== Metin bölümü ==

TÜRKİYE CUMHURİYETİ
|
ANAYASA MAHKEMESİ
|
|
|
BİRİNCİ BÖLÜM
|
|
KARAR
|
|
ERTUĞRUL ATALAY BAŞVURUSU
|
(Başvuru Numarası: 2013/9442)
|
|
Karar Tarihi: 11/12/2014
|
|
BİRİNCİ BÖLÜM
|
|
KARAR
|
|
Başkan
|
:
|
Serruh
KALELİ
|
Üyeler
|
:
|
Hicabi
DURSUN
|
|
|
Erdal TERCAN
|
|
|
Zühtü ARSLAN
|
|
|
Hasan Tahsin GÖKCAN
|
Raportör Yrd.
|
:
|
Gökçe GÜLTEKİN
|
Başvurucu
|
:
|
Ertuğrul ATALAY
|
I. BAŞVURUNUN
KONUSU
1. Başvurucu,
12/3/2009 tarihinde Trabzon 1. Asliye Hukuk Mahkemesinde aleyhine açılan alacak
davasında usul ve yasaya uygun yargılama yapılmadığını, hukuka aykırı karar
verildiğini, yargılamanın makul sürede sonuçlanmadığını belirterek, etkili
başvuru ve adil yargılanma haklarının ihlal edildiğini ileri sürmüş, tazminat
talep etmiştir.
II. BAŞVURU
SÜRECİ
2. Başvuru, 20/12/2013
tarihinde Trabzon Bölge İdare Mahkemesi vasıtasıyla yapılmıştır. İdari yönden
yapılan ön incelemede başvurunun Komisyona sunulmasına engel bir durumun
bulunmadığı tespit edilmiştir.
3. Birinci Bölüm Birinci Komisyonunca, 30/4/2013 tarihinde kabul
edilebilirlik incelemesi Bölüm tarafından yapılmak üzere, dosyanın Bölüme
gönderilmesine karar verilmiştir.
4.
Bölüm Başkanı tarafından 18/7/2014 tarihinde, kabul edilebilirlik ve esas
incelemesinin birlikte yapılmasına karar verilmiştir.
5. Başvuru
konusu olay ve olgular ile başvurunun bir örneği, görüş için Adalet Bakanlığına
gönderilmiştir. Adalet Bakanlığının 13/8/2014 tarihli yazısında, Anayasa
Mahkemesinin önceki kararlarına ve bu kapsamda sunulan görüşlerine atfen,
başvuru hakkında görüş sunulmayacağı bildirilmiştir.

===

## [Görev 1]
Karar metninin "II. BAŞVURU" ile başlayıp "gönderilmesine karar verilmiştir." ile biten kısmını, "ön incelemede" yerine "ilk incelemede" koyarak yeniden yaz.
## [Görev 2]
Karar metnine göre Adalet Bakanlığının yazısı hangi tarihlidir?
Bu veriler karar metniyle ilgili değildir.

== Veri kayıtları ==

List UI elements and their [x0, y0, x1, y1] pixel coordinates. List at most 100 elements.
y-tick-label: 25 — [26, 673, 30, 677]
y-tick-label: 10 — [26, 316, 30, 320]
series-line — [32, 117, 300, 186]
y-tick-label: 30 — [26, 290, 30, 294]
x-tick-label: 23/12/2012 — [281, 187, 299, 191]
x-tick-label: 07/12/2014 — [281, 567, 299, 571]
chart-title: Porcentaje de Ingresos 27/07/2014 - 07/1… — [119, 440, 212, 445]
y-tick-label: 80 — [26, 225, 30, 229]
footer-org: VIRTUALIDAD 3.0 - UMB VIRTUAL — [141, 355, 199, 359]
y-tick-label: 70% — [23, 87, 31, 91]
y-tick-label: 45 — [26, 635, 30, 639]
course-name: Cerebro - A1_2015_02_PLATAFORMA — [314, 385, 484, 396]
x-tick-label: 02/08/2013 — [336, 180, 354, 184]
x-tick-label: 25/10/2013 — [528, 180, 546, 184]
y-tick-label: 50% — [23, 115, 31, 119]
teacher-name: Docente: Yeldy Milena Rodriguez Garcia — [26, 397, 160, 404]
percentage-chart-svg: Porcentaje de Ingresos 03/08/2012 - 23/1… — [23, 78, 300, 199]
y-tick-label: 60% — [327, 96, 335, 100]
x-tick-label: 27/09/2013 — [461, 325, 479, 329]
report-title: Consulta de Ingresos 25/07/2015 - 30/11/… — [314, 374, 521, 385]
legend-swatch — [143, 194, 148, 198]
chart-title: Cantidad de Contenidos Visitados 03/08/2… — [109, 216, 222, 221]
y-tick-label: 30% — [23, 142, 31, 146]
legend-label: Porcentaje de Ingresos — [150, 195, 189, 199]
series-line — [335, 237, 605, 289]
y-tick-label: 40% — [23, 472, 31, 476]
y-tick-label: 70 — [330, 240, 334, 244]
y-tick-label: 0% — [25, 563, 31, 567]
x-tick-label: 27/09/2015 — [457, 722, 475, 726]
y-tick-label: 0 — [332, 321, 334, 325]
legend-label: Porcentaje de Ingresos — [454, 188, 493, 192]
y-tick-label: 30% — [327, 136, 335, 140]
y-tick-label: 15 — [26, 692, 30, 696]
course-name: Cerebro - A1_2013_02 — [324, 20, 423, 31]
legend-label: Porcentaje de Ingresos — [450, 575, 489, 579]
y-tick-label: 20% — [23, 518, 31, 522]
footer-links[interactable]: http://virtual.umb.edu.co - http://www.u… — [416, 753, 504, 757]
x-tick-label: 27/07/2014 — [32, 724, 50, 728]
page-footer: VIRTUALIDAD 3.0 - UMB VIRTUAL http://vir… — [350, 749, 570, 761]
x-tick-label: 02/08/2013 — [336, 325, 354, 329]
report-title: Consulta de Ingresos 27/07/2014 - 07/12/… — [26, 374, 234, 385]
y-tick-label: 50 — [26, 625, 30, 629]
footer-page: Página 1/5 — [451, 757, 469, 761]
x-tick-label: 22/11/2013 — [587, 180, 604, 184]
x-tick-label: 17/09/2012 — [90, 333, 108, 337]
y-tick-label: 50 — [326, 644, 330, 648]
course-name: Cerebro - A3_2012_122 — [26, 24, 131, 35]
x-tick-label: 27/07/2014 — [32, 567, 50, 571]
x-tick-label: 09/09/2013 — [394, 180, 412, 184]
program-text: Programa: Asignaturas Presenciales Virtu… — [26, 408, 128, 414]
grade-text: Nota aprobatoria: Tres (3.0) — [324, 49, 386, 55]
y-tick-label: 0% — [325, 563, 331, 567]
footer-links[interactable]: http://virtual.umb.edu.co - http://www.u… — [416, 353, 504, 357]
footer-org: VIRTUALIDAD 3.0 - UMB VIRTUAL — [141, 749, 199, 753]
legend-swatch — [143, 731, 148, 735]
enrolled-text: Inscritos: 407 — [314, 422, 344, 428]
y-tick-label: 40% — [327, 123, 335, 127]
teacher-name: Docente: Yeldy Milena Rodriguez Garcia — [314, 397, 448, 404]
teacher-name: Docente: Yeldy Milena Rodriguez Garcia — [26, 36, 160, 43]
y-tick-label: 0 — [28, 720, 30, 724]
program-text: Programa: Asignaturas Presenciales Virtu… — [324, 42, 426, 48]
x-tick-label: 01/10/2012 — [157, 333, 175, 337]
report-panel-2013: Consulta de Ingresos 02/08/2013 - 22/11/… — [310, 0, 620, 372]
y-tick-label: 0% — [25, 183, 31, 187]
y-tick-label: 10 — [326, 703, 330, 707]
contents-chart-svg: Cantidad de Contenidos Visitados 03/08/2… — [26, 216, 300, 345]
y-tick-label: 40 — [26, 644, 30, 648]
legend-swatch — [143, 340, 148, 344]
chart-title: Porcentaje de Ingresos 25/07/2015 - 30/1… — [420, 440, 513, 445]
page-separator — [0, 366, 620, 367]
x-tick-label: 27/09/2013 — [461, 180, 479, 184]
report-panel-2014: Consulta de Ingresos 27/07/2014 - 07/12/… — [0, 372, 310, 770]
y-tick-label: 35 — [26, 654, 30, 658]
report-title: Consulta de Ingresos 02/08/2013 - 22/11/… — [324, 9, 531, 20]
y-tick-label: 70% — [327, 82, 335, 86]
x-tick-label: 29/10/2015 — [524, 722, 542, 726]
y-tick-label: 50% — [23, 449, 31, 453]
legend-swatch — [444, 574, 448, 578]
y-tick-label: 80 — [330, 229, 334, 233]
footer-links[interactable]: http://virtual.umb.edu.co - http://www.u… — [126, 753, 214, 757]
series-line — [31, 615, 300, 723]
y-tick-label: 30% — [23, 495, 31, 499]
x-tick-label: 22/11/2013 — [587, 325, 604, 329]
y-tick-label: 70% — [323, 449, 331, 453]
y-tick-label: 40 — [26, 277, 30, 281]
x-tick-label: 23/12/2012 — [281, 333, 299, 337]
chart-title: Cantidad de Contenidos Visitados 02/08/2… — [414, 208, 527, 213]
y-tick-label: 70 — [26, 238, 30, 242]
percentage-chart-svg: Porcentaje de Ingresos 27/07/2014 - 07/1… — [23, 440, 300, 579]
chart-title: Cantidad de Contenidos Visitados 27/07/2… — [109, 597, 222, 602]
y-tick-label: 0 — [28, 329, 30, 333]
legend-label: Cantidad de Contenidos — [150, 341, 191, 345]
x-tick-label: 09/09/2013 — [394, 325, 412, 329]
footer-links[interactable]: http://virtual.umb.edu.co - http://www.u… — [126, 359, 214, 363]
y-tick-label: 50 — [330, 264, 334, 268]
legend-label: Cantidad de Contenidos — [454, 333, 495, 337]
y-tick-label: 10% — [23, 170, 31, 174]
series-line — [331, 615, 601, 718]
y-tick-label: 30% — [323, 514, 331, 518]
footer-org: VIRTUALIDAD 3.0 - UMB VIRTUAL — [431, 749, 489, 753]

===

## [Sonuç 1]
II. BAŞVURU
SÜRECİ
2. Başvuru, 20/12/2013
tarihinde Trabzon Bölge İdare Mahkemesi vasıtasıyla yapılmıştır. İdari yönden
yapılan ilk incelemede başvurunun Komisyona sunulmasına engel bir durumun
bulunmadığı tespit edilmiştir.
3. Birinci Bölüm Birinci Komisyonunca, 30/4/2013 tarihinde kabul
edilebilirlik incelemesi Bölüm tarafından yapılmak üzere, dosyanın Bölüme
gönderilmesine karar verilmiştir.

## [Sonuç 2]
13/8/2014